## start Data lines
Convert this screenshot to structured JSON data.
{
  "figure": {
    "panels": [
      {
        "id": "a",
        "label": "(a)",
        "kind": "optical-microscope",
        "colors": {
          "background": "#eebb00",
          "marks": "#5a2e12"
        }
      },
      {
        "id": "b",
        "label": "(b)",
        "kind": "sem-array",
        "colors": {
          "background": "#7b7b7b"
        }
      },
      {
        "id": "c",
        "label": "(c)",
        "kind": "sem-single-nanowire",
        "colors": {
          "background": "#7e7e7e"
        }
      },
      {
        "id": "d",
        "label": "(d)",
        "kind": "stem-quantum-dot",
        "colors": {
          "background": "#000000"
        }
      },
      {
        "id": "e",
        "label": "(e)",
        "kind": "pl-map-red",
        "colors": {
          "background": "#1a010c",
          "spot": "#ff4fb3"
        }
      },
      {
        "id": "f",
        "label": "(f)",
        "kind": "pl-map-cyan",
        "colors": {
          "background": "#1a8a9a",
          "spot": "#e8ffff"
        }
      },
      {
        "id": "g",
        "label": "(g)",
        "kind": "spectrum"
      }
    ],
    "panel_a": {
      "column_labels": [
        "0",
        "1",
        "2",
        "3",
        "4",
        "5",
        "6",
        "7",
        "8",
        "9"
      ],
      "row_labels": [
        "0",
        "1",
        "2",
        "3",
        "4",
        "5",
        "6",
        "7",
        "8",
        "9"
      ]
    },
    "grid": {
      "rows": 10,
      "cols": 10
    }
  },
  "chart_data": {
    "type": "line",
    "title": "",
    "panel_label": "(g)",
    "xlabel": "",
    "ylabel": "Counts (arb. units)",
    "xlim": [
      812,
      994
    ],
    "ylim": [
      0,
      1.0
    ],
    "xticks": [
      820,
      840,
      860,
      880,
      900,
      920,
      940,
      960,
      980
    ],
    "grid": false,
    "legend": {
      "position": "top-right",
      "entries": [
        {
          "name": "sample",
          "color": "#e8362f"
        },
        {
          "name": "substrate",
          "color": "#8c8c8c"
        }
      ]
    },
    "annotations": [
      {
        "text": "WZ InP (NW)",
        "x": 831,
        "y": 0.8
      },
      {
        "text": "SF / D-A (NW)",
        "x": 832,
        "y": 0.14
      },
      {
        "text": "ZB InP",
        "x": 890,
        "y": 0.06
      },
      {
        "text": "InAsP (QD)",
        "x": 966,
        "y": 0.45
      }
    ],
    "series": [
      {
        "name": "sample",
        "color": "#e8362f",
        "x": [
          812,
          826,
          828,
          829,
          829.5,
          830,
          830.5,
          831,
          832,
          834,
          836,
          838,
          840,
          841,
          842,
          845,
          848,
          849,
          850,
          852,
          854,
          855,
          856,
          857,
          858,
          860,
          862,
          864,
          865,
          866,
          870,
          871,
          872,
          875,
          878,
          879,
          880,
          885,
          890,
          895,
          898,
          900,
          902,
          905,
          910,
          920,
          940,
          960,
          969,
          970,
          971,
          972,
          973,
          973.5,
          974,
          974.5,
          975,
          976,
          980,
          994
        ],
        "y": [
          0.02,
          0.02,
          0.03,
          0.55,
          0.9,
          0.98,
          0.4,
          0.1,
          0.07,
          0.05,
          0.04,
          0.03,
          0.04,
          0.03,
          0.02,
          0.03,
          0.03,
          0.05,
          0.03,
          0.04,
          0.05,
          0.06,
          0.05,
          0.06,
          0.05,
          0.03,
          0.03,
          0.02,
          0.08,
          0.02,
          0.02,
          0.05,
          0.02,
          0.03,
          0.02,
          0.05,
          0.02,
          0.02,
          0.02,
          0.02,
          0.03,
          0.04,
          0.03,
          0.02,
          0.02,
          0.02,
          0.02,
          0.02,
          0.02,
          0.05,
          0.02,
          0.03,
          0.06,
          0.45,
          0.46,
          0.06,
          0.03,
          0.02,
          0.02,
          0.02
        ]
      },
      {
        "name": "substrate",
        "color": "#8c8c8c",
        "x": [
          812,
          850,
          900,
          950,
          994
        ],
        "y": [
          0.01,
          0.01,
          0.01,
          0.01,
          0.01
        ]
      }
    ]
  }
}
## end Data lines
▶ Objective: Set down every line of the listing above again, exactly as given.

▶ Response to this task:
Convert this screenshot to structured JSON data.
{
  "figure": {
    "panels": [
      {
        "id": "a",
        "label": "(a)",
        "kind": "optical-microscope",
        "colors": {
          "background": "#eebb00",
          "marks": "#5a2e12"
        }
      },
      {
        "id": "b",
        "label": "(b)",
        "kind": "sem-array",
        "colors": {
          "background": "#7b7b7b"
        }
      },
      {
        "id": "c",
        "label": "(c)",
        "kind": "sem-single-nanowire",
        "colors": {
          "background": "#7e7e7e"
        }
      },
      {
        "id": "d",
        "label": "(d)",
        "kind": "stem-quantum-dot",
        "colors": {
          "background": "#000000"
        }
      },
      {
        "id": "e",
        "label": "(e)",
        "kind": "pl-map-red",
        "colors": {
          "background": "#1a010c",
          "spot": "#ff4fb3"
        }
      },
      {
        "id": "f",
        "label": "(f)",
        "kind": "pl-map-cyan",
        "colors": {
          "background": "#1a8a9a",
          "spot": "#e8ffff"
        }
      },
      {
        "id": "g",
        "label": "(g)",
        "kind": "spectrum"
      }
    ],
    "panel_a": {
      "column_labels": [
        "0",
        "1",
        "2",
        "3",
        "4",
        "5",
        "6",
        "7",
        "8",
        "9"
      ],
      "row_labels": [
        "0",
        "1",
        "2",
        "3",
        "4",
        "5",
        "6",
        "7",
        "8",
        "9"
      ]
    },
    "grid": {
      "rows": 10,
      "cols": 10
    }
  },
  "chart_data": {
    "type": "line",
    "title": "",
    "panel_label": "(g)",
    "xlabel": "",
    "ylabel": "Counts (arb. units)",
    "xlim": [
      812,
      994
    ],
    "ylim": [
      0,
      1.0
    ],
    "xticks": [
      820,
      840,
      860,
      880,
      900,
      920,
      940,
      960,
      980
    ],
    "grid": false,
    "legend": {
      "position": "top-right",
      "entries": [
        {
          "name": "sample",
          "color": "#e8362f"
        },
        {
          "name": "substrate",
          "color": "#8c8c8c"
        }
      ]
    },
    "annotations": [
      {
        "text": "WZ InP (NW)",
        "x": 831,
        "y": 0.8
      },
      {
        "text": "SF / D-A (NW)",
        "x": 832,
        "y": 0.14
      },
      {
        "text": "ZB InP",
        "x": 890,
        "y": 0.06
      },
      {
        "text": "InAsP (QD)",
        "x": 966,
        "y": 0.45
      }
    ],
    "series": [
      {
        "name": "sample",
        "color": "#e8362f",
        "x": [
          812,
          826,
          828,
          829,
          829.5,
          830,
          830.5,
          831,
          832,
          834,
          836,
          838,
          840,
          841,
          842,
          845,
          848,
          849,
          850,
          852,
          854,
          855,
          856,
          857,
          858,
          860,
          862,
          864,
          865,
          866,
          870,
          871,
          872,
          875,
          878,
          879,
          880,
          885,
          890,
          895,
          898,
          900,
          902,
          905,
          910,
          920,
          940,
          960,
          969,
          970,
          971,
          972,
          973,
          973.5,
          974,
          974.5,
          975,
          976,
          980,
          994
        ],
        "y": [
          0.02,
          0.02,
          0.03,
          0.55,
          0.9,
          0.98,
          0.4,
          0.1,
          0.07,
          0.05,
          0.04,
          0.03,
          0.04,
          0.03,
          0.02,
          0.03,
          0.03,
          0.05,
          0.03,
          0.04,
          0.05,
          0.06,
          0.05,
          0.06,
          0.05,
          0.03,
          0.03,
          0.02,
          0.08,
          0.02,
          0.02,
          0.05,
          0.02,
          0.03,
          0.02,
          0.05,
          0.02,
          0.02,
          0.02,
          0.02,
          0.03,
          0.04,
          0.03,
          0.02,
          0.02,
          0.02,
          0.02,
          0.02,
          0.02,
          0.05,
          0.02,
          0.03,
          0.06,
          0.45,
          0.46,
          0.06,
          0.03,
          0.02,
          0.02,
          0.02
        ]
      },
      {
        "name": "substrate",
        "color": "#8c8c8c",
        "x": [
          812,
          850,
          900,
          950,
          994
        ],
        "y": [
          0.01,
          0.01,
          0.01,
          0.01,
          0.01
        ]
      }
    ]
  }
}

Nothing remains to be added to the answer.